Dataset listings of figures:
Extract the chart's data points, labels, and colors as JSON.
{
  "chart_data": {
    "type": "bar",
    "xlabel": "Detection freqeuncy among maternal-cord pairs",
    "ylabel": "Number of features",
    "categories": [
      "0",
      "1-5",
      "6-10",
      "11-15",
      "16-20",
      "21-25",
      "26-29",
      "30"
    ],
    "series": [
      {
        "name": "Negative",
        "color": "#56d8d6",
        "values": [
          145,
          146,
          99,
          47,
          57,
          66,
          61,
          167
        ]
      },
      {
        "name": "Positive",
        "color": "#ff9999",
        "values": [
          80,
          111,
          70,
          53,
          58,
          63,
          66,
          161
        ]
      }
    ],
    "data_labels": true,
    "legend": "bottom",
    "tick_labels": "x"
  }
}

> What to work on: Return the listing above word for word.

> Output of the task:
Extract the chart's data points, labels, and colors as JSON.
{
  "chart_data": {
    "type": "bar",
    "xlabel": "Detection freqeuncy among maternal-cord pairs",
    "ylabel": "Number of features",
    "categories": [
      "0",
      "1-5",
      "6-10",
      "11-15",
      "16-20",
      "21-25",
      "26-29",
      "30"
    ],
    "series": [
      {
        "name": "Negative",
        "color": "#56d8d6",
        "values": [
          145,
          146,
          99,
          47,
          57,
          66,
          61,
          167
        ]
      },
      {
        "name": "Positive",
        "color": "#ff9999",
        "values": [
          80,
          111,
          70,
          53,
          58,
          63,
          66,
          161
        ]
      }
    ],
    "data_labels": true,
    "legend": "bottom",
    "tick_labels": "x"
  }
}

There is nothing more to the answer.